━━ Given data ━━

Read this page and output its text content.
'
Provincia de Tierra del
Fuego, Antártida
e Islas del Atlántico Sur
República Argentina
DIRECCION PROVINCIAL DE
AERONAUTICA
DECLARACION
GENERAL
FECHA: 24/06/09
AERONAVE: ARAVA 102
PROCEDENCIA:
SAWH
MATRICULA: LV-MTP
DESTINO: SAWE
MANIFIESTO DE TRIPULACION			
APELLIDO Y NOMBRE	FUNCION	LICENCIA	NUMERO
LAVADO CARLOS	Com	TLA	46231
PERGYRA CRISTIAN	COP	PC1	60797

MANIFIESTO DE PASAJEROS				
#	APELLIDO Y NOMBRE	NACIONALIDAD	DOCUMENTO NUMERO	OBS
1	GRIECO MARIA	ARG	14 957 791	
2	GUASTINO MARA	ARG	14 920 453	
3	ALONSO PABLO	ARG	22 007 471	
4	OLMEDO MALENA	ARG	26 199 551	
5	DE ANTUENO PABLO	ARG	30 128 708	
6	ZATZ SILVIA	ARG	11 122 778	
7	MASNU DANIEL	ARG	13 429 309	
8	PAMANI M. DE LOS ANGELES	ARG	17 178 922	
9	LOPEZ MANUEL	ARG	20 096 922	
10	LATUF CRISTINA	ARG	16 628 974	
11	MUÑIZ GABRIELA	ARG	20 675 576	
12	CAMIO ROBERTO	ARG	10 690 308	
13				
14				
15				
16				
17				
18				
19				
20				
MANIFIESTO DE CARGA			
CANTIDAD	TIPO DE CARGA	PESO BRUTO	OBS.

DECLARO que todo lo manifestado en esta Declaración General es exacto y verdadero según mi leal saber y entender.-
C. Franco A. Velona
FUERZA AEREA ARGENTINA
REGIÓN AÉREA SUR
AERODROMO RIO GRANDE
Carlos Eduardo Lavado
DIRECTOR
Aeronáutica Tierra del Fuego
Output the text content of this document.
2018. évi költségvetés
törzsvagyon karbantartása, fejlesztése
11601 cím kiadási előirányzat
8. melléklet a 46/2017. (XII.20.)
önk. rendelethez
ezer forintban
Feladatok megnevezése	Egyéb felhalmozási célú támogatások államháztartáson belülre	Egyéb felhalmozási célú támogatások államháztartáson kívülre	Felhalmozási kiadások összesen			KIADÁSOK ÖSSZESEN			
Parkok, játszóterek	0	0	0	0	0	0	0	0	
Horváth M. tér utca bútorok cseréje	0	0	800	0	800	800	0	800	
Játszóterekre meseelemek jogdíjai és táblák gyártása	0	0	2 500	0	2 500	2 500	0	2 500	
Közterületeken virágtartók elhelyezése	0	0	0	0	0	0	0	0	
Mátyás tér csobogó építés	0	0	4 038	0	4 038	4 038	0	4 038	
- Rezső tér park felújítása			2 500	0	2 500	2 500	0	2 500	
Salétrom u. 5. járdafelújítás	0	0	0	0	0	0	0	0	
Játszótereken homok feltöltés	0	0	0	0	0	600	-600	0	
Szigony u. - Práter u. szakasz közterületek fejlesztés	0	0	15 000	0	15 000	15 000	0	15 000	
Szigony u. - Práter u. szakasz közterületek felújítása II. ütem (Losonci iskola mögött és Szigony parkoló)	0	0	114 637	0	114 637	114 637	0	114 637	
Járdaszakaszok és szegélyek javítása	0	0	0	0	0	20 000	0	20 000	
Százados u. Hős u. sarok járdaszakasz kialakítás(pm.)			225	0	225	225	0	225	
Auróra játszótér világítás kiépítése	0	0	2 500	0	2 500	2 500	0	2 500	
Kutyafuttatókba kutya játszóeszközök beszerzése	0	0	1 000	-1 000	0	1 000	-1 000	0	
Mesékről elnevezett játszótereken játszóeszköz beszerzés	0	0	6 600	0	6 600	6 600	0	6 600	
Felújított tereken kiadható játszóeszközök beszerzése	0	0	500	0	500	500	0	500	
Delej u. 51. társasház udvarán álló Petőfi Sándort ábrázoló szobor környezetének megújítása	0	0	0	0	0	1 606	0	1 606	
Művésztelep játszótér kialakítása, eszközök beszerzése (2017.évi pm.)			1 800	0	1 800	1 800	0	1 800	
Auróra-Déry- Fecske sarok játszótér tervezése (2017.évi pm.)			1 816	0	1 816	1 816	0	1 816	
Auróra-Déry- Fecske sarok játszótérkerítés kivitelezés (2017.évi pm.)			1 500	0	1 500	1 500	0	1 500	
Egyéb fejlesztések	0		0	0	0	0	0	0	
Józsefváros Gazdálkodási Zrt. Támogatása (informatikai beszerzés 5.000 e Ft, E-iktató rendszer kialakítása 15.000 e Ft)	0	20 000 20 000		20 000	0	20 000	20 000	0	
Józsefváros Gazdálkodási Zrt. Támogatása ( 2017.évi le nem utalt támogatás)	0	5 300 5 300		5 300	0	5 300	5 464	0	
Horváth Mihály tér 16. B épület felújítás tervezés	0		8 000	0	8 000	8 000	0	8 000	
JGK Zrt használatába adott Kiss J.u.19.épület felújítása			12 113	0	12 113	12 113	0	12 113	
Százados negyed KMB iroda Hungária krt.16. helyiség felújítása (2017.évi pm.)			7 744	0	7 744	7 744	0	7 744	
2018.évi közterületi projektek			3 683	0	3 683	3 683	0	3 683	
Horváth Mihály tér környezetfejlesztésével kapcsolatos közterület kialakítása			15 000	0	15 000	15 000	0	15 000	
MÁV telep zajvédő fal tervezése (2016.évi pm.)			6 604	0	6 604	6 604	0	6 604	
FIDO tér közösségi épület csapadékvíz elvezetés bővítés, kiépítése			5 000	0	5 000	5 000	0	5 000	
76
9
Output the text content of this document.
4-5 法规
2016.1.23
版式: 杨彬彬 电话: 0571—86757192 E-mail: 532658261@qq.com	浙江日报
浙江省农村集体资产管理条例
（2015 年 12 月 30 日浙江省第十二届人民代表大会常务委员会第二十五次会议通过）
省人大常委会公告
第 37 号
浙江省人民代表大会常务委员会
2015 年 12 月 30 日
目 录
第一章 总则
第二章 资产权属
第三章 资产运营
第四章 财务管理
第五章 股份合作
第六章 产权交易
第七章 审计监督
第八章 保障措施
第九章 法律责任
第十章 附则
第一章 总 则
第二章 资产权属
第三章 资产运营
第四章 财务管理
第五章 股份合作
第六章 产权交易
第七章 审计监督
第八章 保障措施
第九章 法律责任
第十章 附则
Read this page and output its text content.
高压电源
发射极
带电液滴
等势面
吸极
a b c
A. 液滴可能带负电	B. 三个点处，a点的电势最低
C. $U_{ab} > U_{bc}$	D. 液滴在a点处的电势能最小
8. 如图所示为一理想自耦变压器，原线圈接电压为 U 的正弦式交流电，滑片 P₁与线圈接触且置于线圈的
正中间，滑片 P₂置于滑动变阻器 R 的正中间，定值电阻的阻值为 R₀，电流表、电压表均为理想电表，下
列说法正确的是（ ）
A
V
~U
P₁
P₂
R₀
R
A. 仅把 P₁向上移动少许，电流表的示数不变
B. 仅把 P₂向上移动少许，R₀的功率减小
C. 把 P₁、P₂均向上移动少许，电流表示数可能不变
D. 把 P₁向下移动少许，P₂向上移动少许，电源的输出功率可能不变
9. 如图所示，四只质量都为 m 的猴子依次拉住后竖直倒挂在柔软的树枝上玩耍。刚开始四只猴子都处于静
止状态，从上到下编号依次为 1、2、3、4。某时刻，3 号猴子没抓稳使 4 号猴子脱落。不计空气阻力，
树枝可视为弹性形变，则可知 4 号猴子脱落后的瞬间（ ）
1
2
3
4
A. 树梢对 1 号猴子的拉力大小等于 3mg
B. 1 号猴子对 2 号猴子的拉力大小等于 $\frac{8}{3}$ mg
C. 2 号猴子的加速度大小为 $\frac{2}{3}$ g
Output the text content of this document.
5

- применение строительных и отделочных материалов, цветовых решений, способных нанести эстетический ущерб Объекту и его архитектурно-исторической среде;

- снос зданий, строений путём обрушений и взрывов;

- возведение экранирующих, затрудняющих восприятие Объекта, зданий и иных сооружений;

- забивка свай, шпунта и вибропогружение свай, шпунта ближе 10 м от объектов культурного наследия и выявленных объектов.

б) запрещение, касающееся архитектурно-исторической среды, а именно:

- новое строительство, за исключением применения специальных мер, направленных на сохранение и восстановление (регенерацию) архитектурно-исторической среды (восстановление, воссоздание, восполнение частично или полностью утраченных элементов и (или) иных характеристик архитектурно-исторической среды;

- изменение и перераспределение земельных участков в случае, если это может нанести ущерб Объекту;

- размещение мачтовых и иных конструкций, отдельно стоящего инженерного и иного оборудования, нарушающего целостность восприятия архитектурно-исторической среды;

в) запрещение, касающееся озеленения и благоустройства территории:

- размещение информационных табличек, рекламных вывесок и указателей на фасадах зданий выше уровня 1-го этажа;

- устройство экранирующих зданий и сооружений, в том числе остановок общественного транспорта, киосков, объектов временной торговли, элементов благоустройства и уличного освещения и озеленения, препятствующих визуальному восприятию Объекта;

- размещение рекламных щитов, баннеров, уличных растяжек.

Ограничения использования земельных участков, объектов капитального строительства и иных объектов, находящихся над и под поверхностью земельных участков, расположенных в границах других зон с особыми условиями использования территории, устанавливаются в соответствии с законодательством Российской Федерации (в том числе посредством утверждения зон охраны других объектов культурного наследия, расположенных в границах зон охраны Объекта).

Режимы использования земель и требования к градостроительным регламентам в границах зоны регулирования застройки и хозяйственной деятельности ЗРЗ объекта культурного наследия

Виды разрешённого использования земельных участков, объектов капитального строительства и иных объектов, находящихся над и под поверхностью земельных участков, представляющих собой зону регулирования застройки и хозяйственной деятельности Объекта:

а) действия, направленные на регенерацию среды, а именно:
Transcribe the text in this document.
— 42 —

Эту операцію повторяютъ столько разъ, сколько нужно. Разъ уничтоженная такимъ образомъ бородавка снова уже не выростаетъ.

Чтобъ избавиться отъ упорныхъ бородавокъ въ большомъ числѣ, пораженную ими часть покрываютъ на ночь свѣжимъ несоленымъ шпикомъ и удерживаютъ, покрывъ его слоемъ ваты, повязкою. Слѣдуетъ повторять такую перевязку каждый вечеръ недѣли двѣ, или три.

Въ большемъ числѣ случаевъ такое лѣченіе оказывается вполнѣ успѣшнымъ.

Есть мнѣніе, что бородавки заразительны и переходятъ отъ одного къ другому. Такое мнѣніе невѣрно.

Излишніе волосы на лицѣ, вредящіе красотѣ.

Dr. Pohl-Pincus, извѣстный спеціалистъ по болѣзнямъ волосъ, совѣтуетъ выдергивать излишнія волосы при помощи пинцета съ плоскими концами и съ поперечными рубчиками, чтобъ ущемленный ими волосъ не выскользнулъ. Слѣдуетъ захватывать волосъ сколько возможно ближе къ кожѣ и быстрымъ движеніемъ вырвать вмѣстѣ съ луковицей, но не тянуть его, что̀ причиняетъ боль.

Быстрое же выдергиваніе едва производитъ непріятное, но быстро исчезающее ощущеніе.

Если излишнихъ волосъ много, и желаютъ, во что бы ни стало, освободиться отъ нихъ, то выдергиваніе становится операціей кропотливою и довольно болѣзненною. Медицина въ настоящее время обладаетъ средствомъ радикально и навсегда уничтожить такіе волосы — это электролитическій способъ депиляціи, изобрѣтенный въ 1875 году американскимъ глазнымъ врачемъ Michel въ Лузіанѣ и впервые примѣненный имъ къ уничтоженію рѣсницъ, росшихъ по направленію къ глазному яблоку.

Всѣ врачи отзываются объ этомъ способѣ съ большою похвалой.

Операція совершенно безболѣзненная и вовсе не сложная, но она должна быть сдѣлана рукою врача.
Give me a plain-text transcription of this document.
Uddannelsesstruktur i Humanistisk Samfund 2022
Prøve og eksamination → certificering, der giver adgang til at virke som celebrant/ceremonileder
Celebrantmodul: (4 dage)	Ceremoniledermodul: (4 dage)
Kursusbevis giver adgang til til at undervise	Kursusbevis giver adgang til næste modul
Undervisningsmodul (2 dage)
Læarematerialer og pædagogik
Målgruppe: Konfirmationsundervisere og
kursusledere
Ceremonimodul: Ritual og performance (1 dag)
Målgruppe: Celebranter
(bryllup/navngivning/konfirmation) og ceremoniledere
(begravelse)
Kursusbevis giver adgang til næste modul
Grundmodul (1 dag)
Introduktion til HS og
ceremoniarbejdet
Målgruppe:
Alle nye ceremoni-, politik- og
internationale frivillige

━━━

Task to complete: Every line above that contains the word "Támogatása" should be reported.

Correct result:
Józsefváros Gazdálkodási Zrt. Támogatása (informatikai beszerzés 5.000 e Ft, E-iktató rendszer kialakítása 15.000 e Ft)	0	20 000 20 000		20 000	0	20 000	20 000	0	
Józsefváros Gazdálkodási Zrt. Támogatása ( 2017.évi le nem utalt támogatás)	0	5 300 5 300		5 300	0	5 300	5 464	0	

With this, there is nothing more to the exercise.